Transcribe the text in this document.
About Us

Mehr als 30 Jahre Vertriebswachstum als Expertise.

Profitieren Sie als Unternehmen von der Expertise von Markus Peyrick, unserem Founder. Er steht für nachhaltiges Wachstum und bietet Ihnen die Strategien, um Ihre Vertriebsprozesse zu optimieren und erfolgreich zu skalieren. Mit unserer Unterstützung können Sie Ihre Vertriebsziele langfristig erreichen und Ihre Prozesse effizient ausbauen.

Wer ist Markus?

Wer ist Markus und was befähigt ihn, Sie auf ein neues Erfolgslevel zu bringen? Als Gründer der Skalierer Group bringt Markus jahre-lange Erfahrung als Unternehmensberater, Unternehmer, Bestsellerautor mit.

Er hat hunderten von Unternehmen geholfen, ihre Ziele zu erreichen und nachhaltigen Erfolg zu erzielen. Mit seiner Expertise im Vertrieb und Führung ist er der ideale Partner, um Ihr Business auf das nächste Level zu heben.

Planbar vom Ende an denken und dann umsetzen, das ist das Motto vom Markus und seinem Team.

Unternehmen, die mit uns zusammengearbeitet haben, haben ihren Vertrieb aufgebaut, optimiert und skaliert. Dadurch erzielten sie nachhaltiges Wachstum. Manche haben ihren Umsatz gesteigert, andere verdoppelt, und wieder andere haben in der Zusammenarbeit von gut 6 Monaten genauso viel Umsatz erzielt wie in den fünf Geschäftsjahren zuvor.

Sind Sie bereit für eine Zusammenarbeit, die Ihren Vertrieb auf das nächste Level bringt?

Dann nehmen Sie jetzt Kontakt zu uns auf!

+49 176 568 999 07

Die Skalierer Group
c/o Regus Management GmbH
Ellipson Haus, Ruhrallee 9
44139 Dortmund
**********
◆ **EXERCISE OBJECTIVE**
Take the lines above and retype all of them exactly.

◆ **TASK RESPONSE**
Transcribe the text in this document.
About Us

Mehr als 30 Jahre Vertriebswachstum als Expertise.

Profitieren Sie als Unternehmen von der Expertise von Markus Peyrick, unserem Founder. Er steht für nachhaltiges Wachstum und bietet Ihnen die Strategien, um Ihre Vertriebsprozesse zu optimieren und erfolgreich zu skalieren. Mit unserer Unterstützung können Sie Ihre Vertriebsziele langfristig erreichen und Ihre Prozesse effizient ausbauen.

Wer ist Markus?

Wer ist Markus und was befähigt ihn, Sie auf ein neues Erfolgslevel zu bringen? Als Gründer der Skalierer Group bringt Markus jahre-lange Erfahrung als Unternehmensberater, Unternehmer, Bestsellerautor mit.

Er hat hunderten von Unternehmen geholfen, ihre Ziele zu erreichen und nachhaltigen Erfolg zu erzielen. Mit seiner Expertise im Vertrieb und Führung ist er der ideale Partner, um Ihr Business auf das nächste Level zu heben.

Planbar vom Ende an denken und dann umsetzen, das ist das Motto vom Markus und seinem Team.

Unternehmen, die mit uns zusammengearbeitet haben, haben ihren Vertrieb aufgebaut, optimiert und skaliert. Dadurch erzielten sie nachhaltiges Wachstum. Manche haben ihren Umsatz gesteigert, andere verdoppelt, und wieder andere haben in der Zusammenarbeit von gut 6 Monaten genauso viel Umsatz erzielt wie in den fünf Geschäftsjahren zuvor.

Sind Sie bereit für eine Zusammenarbeit, die Ihren Vertrieb auf das nächste Level bringt?

Dann nehmen Sie jetzt Kontakt zu uns auf!

+49 176 568 999 07

Die Skalierer Group
c/o Regus Management GmbH
Ellipson Haus, Ruhrallee 9
44139 Dortmund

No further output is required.